[GIVEN RECORDS — start]
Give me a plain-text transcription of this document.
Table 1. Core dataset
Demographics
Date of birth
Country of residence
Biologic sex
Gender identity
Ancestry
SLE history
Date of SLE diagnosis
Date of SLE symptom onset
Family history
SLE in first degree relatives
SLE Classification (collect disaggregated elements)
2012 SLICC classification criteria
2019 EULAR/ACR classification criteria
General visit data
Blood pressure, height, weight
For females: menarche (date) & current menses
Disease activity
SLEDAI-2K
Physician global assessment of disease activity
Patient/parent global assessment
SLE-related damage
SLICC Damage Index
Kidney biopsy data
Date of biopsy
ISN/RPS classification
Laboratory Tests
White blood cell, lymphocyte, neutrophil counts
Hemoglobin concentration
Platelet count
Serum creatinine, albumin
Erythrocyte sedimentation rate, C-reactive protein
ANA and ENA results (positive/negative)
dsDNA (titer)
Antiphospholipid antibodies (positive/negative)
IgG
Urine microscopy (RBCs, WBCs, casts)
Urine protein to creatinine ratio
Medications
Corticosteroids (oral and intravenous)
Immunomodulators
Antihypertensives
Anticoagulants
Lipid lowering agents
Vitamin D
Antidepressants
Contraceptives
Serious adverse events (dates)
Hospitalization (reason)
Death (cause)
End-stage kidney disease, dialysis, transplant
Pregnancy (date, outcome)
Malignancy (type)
[GIVEN RECORDS — finish]
WHAT IS BEING ASKED: Output the full set of entries exactly as they were given.

REPLY:
Give me a plain-text transcription of this document.
Table 1. Core dataset
Demographics
Date of birth
Country of residence
Biologic sex
Gender identity
Ancestry
SLE history
Date of SLE diagnosis
Date of SLE symptom onset
Family history
SLE in first degree relatives
SLE Classification (collect disaggregated elements)
2012 SLICC classification criteria
2019 EULAR/ACR classification criteria
General visit data
Blood pressure, height, weight
For females: menarche (date) & current menses
Disease activity
SLEDAI-2K
Physician global assessment of disease activity
Patient/parent global assessment
SLE-related damage
SLICC Damage Index
Kidney biopsy data
Date of biopsy
ISN/RPS classification
Laboratory Tests
White blood cell, lymphocyte, neutrophil counts
Hemoglobin concentration
Platelet count
Serum creatinine, albumin
Erythrocyte sedimentation rate, C-reactive protein
ANA and ENA results (positive/negative)
dsDNA (titer)
Antiphospholipid antibodies (positive/negative)
IgG
Urine microscopy (RBCs, WBCs, casts)
Urine protein to creatinine ratio
Medications
Corticosteroids (oral and intravenous)
Immunomodulators
Antihypertensives
Anticoagulants
Lipid lowering agents
Vitamin D
Antidepressants
Contraceptives
Serious adverse events (dates)
Hospitalization (reason)
Death (cause)
End-stage kidney disease, dialysis, transplant
Pregnancy (date, outcome)
Malignancy (type)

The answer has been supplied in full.